WHAT IS ASKED: Tell me how many lines hold "więcej", please, using only the number.
------ THE DATA
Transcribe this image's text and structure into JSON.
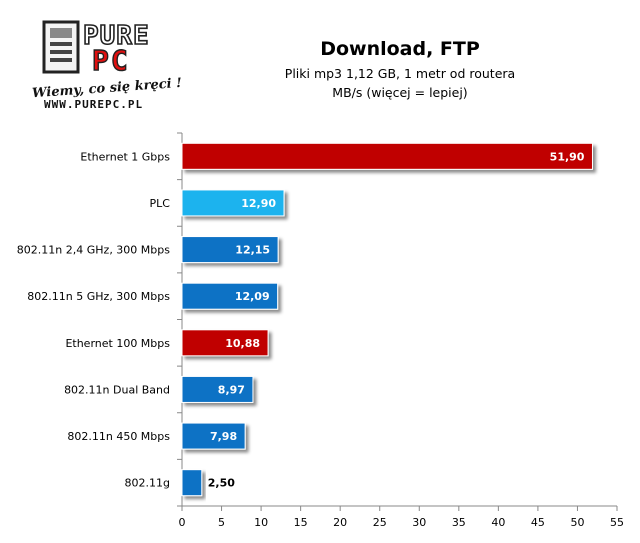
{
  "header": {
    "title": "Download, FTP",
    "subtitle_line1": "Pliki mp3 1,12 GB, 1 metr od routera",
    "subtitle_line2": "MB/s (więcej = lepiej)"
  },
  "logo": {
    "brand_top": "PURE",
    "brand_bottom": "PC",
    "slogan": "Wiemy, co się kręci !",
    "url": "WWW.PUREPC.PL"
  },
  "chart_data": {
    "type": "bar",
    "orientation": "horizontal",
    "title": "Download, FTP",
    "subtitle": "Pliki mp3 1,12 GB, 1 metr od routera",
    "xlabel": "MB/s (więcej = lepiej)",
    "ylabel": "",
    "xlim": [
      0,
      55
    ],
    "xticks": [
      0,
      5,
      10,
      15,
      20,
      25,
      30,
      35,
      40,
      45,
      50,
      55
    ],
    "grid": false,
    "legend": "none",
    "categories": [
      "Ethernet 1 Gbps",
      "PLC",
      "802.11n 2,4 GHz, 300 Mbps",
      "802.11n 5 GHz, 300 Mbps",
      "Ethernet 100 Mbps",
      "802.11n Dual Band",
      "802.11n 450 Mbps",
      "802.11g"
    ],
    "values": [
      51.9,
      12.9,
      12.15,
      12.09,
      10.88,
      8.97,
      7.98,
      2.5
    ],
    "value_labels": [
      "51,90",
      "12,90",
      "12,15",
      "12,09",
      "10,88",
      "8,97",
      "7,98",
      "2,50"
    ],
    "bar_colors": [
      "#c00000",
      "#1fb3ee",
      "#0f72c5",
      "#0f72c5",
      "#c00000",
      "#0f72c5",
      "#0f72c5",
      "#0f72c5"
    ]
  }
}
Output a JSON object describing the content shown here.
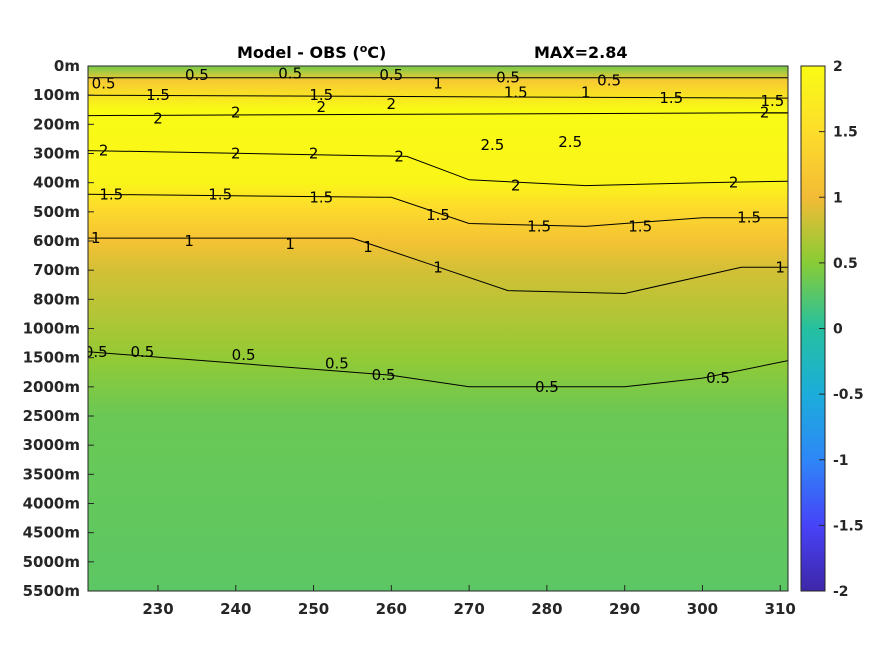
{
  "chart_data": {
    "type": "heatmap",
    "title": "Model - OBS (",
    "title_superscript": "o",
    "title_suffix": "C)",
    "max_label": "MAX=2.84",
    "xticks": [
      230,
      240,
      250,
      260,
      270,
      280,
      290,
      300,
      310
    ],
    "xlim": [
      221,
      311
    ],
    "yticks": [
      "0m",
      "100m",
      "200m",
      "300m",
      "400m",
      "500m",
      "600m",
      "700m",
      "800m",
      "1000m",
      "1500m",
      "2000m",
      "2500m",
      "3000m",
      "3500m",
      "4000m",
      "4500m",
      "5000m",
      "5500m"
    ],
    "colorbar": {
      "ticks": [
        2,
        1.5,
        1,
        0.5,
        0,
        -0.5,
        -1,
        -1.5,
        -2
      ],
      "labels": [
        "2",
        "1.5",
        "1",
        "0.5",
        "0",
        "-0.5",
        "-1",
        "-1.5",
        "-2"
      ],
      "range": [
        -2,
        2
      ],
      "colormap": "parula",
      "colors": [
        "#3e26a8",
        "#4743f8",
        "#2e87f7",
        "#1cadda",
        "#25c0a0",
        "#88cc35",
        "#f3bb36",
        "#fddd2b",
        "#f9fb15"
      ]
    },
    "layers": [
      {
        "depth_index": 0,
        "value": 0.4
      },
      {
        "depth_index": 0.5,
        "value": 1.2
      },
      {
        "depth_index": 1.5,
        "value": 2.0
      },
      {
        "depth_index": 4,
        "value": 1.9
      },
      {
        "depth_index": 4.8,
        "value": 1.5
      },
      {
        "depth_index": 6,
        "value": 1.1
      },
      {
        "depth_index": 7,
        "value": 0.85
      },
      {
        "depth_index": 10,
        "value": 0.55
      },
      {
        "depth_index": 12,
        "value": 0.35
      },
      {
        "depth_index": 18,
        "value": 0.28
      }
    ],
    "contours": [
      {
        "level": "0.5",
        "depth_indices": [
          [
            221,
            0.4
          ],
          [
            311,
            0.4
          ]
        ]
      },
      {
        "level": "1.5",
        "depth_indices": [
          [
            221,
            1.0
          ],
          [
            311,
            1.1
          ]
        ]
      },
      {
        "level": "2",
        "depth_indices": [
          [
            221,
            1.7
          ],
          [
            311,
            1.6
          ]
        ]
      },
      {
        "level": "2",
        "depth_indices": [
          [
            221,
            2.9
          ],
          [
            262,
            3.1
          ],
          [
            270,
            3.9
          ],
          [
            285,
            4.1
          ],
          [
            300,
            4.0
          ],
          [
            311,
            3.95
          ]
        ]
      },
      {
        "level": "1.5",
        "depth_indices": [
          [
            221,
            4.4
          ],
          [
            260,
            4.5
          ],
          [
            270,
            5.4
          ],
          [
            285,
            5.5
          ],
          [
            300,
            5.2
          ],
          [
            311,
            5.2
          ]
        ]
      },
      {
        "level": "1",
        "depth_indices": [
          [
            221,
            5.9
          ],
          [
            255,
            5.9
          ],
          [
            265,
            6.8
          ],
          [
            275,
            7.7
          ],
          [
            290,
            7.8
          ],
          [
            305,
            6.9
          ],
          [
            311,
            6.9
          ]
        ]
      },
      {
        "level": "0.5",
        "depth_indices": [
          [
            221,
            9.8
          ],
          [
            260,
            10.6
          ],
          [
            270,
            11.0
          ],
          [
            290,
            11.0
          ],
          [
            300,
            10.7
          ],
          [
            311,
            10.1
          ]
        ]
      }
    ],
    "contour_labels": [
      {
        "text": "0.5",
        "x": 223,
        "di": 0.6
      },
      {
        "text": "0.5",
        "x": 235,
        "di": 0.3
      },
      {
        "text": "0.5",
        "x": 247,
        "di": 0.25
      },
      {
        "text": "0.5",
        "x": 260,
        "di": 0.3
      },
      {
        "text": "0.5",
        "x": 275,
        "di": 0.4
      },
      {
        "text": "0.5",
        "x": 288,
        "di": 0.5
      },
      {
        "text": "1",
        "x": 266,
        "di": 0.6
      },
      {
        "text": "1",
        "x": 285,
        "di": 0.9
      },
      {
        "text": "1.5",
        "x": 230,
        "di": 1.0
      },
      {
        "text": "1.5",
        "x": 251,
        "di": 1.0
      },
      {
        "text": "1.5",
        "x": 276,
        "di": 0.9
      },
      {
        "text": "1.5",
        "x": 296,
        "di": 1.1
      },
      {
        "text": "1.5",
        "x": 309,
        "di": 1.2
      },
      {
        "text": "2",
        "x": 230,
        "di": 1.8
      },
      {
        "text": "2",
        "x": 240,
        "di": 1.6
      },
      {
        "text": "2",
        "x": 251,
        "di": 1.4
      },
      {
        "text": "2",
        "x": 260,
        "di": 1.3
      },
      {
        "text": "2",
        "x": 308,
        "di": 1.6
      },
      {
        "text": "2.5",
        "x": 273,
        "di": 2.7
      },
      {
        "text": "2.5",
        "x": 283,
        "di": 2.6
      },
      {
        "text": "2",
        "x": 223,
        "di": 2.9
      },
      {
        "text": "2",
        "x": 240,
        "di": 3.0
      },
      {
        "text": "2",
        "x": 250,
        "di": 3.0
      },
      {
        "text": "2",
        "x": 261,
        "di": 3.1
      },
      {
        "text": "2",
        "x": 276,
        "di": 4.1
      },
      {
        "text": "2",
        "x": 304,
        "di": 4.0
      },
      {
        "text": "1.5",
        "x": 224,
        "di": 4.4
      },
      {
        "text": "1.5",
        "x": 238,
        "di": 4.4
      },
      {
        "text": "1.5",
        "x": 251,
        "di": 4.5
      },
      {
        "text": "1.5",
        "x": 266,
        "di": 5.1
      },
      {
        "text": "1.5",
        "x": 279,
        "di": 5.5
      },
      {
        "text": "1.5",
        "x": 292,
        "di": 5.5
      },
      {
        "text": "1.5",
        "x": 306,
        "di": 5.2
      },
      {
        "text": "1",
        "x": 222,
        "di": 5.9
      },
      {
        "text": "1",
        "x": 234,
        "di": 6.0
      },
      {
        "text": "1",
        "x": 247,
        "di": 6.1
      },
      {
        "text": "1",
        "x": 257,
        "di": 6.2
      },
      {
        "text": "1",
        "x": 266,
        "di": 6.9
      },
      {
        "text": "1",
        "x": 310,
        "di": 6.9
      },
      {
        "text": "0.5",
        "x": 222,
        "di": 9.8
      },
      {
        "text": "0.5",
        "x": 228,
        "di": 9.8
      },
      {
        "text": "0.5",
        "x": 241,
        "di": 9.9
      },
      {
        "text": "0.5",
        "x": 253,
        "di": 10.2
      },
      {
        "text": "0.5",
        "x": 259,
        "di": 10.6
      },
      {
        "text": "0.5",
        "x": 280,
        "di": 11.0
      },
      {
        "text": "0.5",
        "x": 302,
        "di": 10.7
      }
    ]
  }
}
------------
SOLUTION TO THIS EXERCISE: 2